*EXERCISE DESCRIPTION*
Retype only what runs from the line that contains "Output a JSON" through the last line of the listing below, both lines included.

### RECORDS TO USE

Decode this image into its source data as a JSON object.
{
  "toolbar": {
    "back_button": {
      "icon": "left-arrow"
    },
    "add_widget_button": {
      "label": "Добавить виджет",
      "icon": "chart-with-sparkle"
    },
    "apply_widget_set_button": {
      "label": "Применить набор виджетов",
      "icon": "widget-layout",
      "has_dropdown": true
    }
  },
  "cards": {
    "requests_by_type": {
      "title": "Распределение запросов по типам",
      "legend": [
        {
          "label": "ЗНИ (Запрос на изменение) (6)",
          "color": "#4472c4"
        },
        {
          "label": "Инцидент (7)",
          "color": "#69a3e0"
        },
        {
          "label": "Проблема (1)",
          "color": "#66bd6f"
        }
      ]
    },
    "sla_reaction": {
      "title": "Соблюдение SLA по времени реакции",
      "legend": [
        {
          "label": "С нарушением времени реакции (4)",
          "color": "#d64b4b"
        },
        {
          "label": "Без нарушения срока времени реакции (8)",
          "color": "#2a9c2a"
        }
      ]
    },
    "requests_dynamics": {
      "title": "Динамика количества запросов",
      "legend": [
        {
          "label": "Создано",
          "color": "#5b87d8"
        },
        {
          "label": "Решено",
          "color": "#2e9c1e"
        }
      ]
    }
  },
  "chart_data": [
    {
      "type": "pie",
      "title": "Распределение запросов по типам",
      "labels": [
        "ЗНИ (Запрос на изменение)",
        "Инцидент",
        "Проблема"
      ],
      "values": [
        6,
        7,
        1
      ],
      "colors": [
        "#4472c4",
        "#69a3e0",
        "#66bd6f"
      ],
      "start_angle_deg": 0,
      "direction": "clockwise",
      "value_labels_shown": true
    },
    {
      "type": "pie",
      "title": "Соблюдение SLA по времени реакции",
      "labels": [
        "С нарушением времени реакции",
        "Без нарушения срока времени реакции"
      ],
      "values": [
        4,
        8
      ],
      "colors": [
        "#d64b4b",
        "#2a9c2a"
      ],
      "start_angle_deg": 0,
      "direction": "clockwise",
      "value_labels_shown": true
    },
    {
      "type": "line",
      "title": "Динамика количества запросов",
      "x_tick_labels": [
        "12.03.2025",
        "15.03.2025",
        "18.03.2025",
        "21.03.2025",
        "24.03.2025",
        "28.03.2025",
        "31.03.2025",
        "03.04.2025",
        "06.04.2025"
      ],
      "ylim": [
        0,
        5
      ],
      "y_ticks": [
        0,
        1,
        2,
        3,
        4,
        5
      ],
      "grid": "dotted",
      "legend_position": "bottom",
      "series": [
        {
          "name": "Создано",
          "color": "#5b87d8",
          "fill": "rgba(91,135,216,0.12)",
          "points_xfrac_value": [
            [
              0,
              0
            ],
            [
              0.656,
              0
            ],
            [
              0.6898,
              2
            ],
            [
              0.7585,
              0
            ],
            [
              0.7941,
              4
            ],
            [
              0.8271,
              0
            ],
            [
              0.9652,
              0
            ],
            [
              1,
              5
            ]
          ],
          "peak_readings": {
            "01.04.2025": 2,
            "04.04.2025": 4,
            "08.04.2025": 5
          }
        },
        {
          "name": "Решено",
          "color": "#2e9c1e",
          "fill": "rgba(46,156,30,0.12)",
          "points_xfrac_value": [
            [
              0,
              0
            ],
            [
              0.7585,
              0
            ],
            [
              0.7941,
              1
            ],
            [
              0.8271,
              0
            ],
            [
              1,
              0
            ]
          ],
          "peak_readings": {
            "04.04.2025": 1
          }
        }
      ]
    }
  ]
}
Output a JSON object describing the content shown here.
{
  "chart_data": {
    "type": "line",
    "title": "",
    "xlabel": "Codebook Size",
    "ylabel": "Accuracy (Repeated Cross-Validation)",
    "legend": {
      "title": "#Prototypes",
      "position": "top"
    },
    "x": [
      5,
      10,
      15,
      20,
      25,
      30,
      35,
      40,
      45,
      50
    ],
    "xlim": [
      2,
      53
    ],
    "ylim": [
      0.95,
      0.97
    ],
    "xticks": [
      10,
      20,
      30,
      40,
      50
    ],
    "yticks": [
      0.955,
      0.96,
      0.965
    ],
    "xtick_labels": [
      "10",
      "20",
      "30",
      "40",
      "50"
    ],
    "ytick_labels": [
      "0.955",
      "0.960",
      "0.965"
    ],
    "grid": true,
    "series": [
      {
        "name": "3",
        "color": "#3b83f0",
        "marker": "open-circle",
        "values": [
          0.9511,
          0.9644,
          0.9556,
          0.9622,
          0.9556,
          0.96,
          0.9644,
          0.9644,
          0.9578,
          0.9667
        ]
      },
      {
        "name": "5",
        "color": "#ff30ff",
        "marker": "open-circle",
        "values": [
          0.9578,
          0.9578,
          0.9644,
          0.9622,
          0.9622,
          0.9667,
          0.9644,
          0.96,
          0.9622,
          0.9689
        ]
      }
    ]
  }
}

######

*FULL ANSWER*
Output a JSON object describing the content shown here.
{
  "chart_data": {
    "type": "line",
    "title": "",
    "xlabel": "Codebook Size",
    "ylabel": "Accuracy (Repeated Cross-Validation)",
    "legend": {
      "title": "#Prototypes",
      "position": "top"
    },
    "x": [
      5,
      10,
      15,
      20,
      25,
      30,
      35,
      40,
      45,
      50
    ],
    "xlim": [
      2,
      53
    ],
    "ylim": [
      0.95,
      0.97
    ],
    "xticks": [
      10,
      20,
      30,
      40,
      50
    ],
    "yticks": [
      0.955,
      0.96,
      0.965
    ],
    "xtick_labels": [
      "10",
      "20",
      "30",
      "40",
      "50"
    ],
    "ytick_labels": [
      "0.955",
      "0.960",
      "0.965"
    ],
    "grid": true,
    "series": [
      {
        "name": "3",
        "color": "#3b83f0",
        "marker": "open-circle",
        "values": [
          0.9511,
          0.9644,
          0.9556,
          0.9622,
          0.9556,
          0.96,
          0.9644,
          0.9644,
          0.9578,
          0.9667
        ]
      },
      {
        "name": "5",
        "color": "#ff30ff",
        "marker": "open-circle",
        "values": [
          0.9578,
          0.9578,
          0.9644,
          0.9622,
          0.9622,
          0.9667,
          0.9644,
          0.96,
          0.9622,
          0.9689
        ]
      }
    ]
  }
}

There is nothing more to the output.